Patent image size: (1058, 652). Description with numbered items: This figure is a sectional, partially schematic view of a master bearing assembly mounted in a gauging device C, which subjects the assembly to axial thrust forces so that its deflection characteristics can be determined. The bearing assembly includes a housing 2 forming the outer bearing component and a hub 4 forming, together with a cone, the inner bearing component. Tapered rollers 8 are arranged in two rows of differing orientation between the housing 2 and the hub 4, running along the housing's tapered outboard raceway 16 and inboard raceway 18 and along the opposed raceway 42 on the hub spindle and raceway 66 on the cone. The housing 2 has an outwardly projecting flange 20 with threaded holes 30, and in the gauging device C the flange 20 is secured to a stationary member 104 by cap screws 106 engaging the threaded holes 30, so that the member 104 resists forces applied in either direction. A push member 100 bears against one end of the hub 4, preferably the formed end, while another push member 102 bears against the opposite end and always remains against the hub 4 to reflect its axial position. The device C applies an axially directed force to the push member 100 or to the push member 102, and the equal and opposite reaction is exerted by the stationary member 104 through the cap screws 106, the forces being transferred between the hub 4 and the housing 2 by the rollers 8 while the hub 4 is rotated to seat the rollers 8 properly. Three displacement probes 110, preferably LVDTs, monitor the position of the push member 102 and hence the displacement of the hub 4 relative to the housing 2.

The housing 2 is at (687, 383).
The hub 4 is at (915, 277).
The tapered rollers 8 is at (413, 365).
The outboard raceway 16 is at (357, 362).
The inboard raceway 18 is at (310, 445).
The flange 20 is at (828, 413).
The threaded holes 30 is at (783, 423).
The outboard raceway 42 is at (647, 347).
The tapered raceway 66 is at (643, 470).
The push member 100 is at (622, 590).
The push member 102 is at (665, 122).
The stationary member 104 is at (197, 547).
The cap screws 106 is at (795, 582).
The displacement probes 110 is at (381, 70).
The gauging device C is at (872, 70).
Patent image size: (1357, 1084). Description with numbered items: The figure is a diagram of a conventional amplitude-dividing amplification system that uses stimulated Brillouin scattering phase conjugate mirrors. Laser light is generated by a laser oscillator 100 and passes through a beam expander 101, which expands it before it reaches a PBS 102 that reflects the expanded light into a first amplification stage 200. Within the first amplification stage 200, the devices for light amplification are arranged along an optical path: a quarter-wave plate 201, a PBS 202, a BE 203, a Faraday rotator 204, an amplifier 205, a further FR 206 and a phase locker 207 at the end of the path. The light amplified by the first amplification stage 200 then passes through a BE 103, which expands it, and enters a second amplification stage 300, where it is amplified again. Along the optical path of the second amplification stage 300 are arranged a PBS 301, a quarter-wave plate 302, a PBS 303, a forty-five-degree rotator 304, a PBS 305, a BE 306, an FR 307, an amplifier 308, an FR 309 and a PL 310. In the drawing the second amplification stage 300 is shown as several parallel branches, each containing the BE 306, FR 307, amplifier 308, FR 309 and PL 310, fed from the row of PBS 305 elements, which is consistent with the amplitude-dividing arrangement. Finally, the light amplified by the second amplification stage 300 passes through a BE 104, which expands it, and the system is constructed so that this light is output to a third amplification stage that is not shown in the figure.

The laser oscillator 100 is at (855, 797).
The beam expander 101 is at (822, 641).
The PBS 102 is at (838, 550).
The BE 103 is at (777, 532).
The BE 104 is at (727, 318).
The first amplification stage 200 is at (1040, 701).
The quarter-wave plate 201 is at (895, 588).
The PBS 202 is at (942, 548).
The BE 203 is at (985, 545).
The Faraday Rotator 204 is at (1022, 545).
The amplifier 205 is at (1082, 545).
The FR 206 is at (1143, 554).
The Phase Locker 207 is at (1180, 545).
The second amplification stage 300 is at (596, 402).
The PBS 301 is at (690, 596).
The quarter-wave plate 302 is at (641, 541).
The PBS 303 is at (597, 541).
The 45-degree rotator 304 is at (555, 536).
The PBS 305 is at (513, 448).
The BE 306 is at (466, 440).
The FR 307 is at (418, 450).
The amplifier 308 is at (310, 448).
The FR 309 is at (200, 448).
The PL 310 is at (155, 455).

□ □ □ □

WHAT IS EXPECTED - Express the records as a two-column CSV headed "description" and "locations", with one row per record. Put each record's text and its answer in a single quoted field, and replace line breaks with spaces.

COMPLETED TASK -
description,locations
"Patent image size: (1058, 652). Description with numbered items: This figure is a sectional, partially schematic view of a master bearing assembly mounted in a gauging device C, which subjects the assembly to axial thrust forces so that its deflection characteristics can be determined. The bearing assembly includes a housing 2 forming the outer bearing component and a hub 4 forming, together with a cone, the inner bearing component. Tapered rollers 8 are arranged in two rows of differing orientation between the housing 2 and the hub 4, running along the housing's tapered outboard raceway 16 and inboard raceway 18 and along the opposed raceway 42 on the hub spindle and raceway 66 on the cone. The housing 2 has an outwardly projecting flange 20 with threaded holes 30, and in the gauging device C the flange 20 is secured to a stationary member 104 by cap screws 106 engaging the threaded holes 30, so that the member 104 resists forces applied in either direction. A push member 100 bears against one end of the hub 4, preferably the formed end, while another push member 102 bears against the opposite end and always remains against the hub 4 to reflect its axial position. The device C applies an axially directed force to the push member 100 or to the push member 102, and the equal and opposite reaction is exerted by the stationary member 104 through the cap screws 106, the forces being transferred between the hub 4 and the housing 2 by the rollers 8 while the hub 4 is rotated to seat the rollers 8 properly. Three displacement probes 110, preferably LVDTs, monitor the position of the push member 102 and hence the displacement of the hub 4 relative to the housing 2.","The housing 2 is at (687, 383). The hub 4 is at (915, 277). The tapered rollers 8 is at (413, 365). The outboard raceway 16 is at (357, 362). The inboard raceway 18 is at (310, 445). The flange 20 is at (828, 413). The threaded holes 30 is at (783, 423). The outboard raceway 42 is at (647, 347). The tapered raceway 66 is at (643, 470). The push member 100 is at (622, 590). The push member 102 is at (665, 122). The stationary member 104 is at (197, 547). The cap screws 106 is at (795, 582). The displacement probes 110 is at (381, 70). The gauging device C is at (872, 70)."
"Patent image size: (1357, 1084). Description with numbered items: The figure is a diagram of a conventional amplitude-dividing amplification system that uses stimulated Brillouin scattering phase conjugate mirrors. Laser light is generated by a laser oscillator 100 and passes through a beam expander 101, which expands it before it reaches a PBS 102 that reflects the expanded light into a first amplification stage 200. Within the first amplification stage 200, the devices for light amplification are arranged along an optical path: a quarter-wave plate 201, a PBS 202, a BE 203, a Faraday rotator 204, an amplifier 205, a further FR 206 and a phase locker 207 at the end of the path. The light amplified by the first amplification stage 200 then passes through a BE 103, which expands it, and enters a second amplification stage 300, where it is amplified again. Along the optical path of the second amplification stage 300 are arranged a PBS 301, a quarter-wave plate 302, a PBS 303, a forty-five-degree rotator 304, a PBS 305, a BE 306, an FR 307, an amplifier 308, an FR 309 and a PL 310. In the drawing the second amplification stage 300 is shown as several parallel branches, each containing the BE 306, FR 307, amplifier 308, FR 309 and PL 310, fed from the row of PBS 305 elements, which is consistent with the amplitude-dividing arrangement. Finally, the light amplified by the second amplification stage 300 passes through a BE 104, which expands it, and the system is constructed so that this light is output to a third amplification stage that is not shown in the figure.","The laser oscillator 100 is at (855, 797). The beam expander 101 is at (822, 641). The PBS 102 is at (838, 550). The BE 103 is at (777, 532). The BE 104 is at (727, 318). The first amplification stage 200 is at (1040, 701). The quarter-wave plate 201 is at (895, 588). The PBS 202 is at (942, 548). The BE 203 is at (985, 545). The Faraday Rotator 204 is at (1022, 545). The amplifier 205 is at (1082, 545). The FR 206 is at (1143, 554). The Phase Locker 207 is at (1180, 545). The second amplification stage 300 is at (596, 402). The PBS 301 is at (690, 596). The quarter-wave plate 302 is at (641, 541). The PBS 303 is at (597, 541). The 45-degree rotator 304 is at (555, 536). The PBS 305 is at (513, 448). The BE 306 is at (466, 440). The FR 307 is at (418, 450). The amplifier 308 is at (310, 448). The FR 309 is at (200, 448). The PL 310 is at (155, 455)."